**Stated problem:** Check every line of the entries that follow, and copy the ones containing "title".
-- START Given entries --
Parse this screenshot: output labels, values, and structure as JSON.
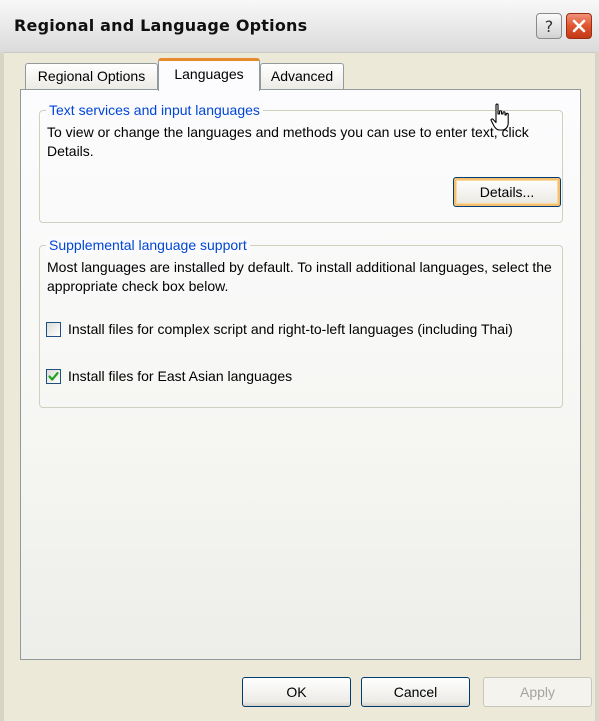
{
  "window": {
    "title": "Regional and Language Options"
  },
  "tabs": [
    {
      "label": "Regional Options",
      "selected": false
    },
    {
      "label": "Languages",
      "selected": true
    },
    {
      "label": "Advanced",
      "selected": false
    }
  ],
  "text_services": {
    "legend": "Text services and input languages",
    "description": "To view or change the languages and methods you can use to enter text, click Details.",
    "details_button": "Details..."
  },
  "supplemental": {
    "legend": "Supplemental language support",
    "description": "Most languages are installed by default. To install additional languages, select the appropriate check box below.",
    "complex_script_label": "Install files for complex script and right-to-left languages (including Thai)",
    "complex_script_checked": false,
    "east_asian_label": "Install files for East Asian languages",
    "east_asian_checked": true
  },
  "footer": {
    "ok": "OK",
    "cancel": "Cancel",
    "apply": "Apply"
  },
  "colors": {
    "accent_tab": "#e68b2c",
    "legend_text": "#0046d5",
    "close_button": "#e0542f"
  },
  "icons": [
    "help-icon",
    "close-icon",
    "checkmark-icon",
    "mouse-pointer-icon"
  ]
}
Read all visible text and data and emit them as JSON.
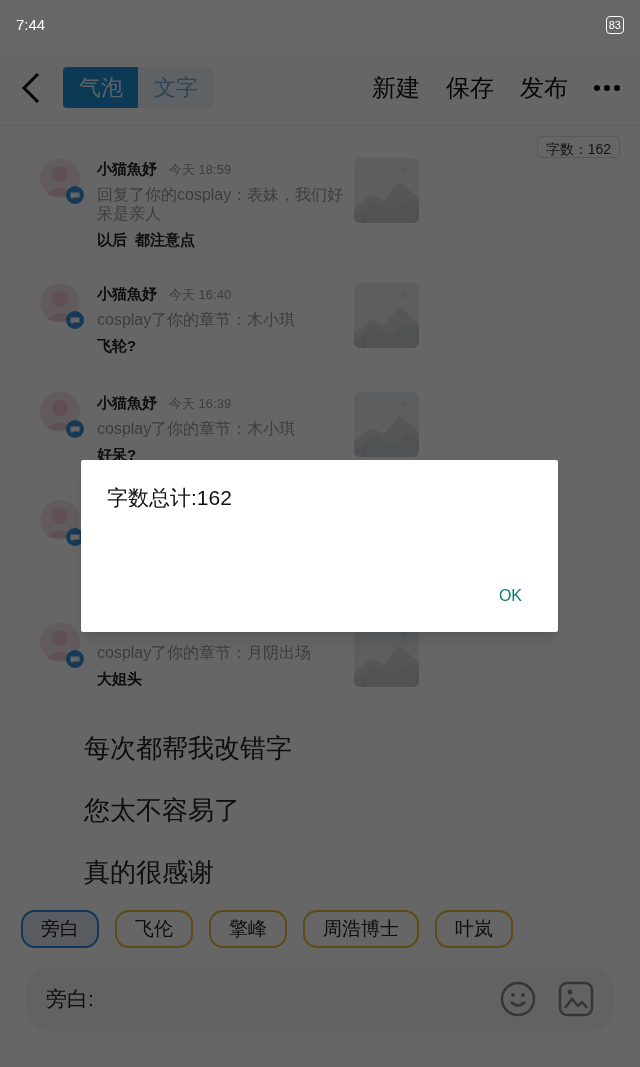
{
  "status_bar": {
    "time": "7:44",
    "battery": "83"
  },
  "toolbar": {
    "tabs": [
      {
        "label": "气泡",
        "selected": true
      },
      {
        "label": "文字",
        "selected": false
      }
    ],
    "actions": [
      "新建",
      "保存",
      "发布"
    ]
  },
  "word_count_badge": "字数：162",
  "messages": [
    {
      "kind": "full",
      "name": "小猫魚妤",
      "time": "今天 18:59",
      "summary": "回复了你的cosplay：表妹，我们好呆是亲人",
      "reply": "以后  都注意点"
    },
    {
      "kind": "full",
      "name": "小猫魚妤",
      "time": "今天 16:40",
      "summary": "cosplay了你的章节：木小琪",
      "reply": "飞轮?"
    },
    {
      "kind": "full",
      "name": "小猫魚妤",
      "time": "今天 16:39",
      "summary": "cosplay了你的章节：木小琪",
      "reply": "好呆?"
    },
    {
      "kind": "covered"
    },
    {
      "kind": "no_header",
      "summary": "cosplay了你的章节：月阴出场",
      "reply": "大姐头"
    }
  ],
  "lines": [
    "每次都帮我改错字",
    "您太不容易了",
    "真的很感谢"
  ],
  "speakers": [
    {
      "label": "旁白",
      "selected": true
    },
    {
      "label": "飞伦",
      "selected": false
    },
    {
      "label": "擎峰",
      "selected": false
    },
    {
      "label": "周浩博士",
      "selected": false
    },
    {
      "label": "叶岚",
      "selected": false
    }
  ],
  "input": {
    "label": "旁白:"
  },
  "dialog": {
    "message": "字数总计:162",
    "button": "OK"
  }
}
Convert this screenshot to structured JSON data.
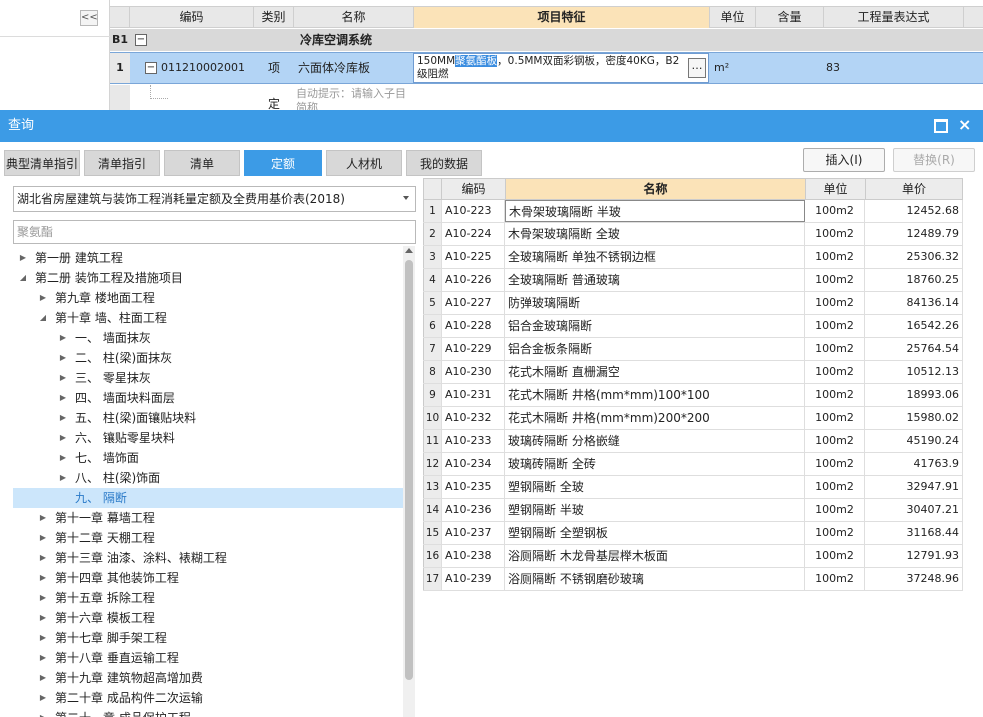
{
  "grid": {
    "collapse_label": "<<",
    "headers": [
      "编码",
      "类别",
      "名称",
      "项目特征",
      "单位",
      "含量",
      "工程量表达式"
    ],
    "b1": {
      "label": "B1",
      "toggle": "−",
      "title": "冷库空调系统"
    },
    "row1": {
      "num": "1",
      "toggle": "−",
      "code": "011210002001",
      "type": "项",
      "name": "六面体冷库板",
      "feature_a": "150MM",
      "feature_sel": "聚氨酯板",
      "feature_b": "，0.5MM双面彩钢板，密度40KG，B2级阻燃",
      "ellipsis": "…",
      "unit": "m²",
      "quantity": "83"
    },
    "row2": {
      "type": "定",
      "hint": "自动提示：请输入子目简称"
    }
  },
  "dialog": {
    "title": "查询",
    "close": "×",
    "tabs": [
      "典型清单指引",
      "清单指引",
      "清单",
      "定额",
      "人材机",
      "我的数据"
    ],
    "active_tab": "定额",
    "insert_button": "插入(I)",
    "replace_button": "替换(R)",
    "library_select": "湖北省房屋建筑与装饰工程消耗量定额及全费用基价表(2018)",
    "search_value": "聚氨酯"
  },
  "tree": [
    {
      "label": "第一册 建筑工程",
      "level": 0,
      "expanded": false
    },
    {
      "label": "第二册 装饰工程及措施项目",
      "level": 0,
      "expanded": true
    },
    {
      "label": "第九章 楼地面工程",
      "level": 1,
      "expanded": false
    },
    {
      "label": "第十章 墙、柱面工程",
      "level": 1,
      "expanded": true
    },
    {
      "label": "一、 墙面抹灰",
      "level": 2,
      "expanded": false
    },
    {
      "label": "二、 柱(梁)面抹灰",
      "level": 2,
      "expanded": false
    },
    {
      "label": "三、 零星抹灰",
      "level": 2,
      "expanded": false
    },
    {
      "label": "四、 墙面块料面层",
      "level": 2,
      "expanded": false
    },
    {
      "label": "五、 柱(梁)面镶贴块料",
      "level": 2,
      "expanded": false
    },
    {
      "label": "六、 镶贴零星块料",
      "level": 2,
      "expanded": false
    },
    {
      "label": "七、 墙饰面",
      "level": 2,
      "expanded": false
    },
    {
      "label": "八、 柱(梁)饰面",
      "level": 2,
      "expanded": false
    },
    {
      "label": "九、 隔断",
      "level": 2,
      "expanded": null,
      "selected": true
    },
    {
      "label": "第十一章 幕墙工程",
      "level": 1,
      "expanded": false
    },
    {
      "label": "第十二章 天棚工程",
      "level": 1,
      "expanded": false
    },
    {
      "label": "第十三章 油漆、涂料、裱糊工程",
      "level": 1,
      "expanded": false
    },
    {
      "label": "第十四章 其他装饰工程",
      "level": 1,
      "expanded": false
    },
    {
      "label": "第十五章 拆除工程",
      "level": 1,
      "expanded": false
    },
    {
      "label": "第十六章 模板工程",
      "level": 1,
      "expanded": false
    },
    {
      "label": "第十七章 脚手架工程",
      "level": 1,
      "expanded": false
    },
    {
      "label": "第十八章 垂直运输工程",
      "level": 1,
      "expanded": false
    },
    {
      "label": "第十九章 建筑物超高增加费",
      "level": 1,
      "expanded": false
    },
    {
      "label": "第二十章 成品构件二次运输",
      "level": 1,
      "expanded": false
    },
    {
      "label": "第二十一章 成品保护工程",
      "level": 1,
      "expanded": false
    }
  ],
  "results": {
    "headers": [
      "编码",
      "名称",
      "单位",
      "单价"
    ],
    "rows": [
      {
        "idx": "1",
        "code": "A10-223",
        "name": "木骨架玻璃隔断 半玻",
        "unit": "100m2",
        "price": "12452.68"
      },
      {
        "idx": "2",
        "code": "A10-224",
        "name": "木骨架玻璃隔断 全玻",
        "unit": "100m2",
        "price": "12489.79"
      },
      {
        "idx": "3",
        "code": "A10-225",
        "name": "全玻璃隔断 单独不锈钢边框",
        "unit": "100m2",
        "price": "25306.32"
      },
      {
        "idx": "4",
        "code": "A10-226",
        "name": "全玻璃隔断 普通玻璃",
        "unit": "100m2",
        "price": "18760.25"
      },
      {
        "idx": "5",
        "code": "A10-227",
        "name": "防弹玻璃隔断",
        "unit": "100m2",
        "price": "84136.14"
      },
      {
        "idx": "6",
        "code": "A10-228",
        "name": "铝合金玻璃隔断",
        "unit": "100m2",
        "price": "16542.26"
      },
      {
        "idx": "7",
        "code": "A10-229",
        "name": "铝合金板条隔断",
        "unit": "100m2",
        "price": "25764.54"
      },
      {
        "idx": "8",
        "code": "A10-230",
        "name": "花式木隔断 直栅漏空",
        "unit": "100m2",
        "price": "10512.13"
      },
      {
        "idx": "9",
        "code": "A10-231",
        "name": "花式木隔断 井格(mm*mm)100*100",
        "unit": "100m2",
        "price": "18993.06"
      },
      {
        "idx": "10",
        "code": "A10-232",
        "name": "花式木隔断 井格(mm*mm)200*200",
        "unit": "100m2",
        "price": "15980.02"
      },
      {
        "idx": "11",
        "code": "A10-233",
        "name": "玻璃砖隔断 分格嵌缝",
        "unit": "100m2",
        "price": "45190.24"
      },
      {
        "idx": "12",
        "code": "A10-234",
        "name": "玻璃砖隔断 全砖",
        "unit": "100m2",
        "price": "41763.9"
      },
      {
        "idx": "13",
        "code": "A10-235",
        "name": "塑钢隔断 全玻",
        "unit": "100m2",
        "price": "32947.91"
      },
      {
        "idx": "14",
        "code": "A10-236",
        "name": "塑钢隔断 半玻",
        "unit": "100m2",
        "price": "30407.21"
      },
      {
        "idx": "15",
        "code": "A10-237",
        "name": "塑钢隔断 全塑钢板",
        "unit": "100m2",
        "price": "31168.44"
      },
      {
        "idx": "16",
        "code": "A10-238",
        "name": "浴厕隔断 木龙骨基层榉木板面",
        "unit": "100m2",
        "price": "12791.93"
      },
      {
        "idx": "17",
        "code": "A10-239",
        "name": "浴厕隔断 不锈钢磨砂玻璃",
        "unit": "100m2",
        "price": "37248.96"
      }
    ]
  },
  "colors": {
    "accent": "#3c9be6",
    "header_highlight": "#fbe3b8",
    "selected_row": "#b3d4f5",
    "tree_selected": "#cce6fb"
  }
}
-- END Given entries --
**Output:**
    "title": "Regional and Language Options"
      "title": "冷库空调系统"
    "title": "查询",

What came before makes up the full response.